▸ Task
Out of the lines below, please list those that hold the string "EMOTIONAL".

▸ Data excerpts
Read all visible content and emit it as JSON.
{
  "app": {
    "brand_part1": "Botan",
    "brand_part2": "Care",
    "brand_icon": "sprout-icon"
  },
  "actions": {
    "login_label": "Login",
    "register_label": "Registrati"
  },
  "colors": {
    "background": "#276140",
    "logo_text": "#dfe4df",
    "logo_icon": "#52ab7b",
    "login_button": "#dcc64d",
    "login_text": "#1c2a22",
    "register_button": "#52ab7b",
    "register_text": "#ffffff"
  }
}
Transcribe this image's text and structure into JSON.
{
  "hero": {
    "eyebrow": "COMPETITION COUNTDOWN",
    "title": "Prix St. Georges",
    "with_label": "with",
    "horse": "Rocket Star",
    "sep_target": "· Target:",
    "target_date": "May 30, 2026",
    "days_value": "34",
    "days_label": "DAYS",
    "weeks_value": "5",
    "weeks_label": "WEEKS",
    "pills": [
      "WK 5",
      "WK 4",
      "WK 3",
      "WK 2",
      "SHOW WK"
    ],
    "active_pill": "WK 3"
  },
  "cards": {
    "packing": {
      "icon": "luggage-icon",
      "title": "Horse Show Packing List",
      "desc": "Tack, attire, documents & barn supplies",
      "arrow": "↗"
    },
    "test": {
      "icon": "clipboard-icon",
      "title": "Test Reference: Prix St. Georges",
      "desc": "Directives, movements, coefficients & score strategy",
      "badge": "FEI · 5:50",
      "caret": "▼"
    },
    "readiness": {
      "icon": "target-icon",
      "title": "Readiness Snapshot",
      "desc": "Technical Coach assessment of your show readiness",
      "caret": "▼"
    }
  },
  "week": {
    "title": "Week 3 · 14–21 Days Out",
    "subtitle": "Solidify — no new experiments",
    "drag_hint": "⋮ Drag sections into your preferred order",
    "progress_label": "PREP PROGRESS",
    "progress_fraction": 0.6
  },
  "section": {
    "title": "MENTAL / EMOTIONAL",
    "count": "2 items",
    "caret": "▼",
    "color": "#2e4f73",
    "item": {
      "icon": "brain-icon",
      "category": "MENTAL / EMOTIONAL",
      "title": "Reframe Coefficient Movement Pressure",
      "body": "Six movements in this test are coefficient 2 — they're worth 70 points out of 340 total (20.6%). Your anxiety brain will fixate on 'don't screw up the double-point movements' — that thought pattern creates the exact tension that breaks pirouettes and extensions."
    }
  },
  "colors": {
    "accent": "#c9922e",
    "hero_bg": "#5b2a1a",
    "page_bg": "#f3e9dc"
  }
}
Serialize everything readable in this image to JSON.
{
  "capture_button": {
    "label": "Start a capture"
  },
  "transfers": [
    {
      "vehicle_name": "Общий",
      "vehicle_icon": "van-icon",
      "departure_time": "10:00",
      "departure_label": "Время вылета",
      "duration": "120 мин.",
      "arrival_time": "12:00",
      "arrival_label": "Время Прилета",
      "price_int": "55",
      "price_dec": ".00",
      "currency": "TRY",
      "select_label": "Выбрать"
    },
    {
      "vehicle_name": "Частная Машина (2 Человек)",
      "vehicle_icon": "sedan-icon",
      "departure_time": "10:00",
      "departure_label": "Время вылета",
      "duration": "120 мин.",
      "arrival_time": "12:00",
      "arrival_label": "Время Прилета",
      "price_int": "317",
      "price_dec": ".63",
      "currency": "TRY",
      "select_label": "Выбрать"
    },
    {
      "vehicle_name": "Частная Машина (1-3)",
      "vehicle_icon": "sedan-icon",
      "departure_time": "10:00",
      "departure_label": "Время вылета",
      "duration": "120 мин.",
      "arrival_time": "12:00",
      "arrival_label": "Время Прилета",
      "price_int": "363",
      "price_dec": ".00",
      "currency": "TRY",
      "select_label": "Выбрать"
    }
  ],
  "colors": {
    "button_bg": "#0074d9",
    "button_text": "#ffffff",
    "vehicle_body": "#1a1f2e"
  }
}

▸ Result for this task
    "title": "MENTAL / EMOTIONAL",
      "category": "MENTAL / EMOTIONAL",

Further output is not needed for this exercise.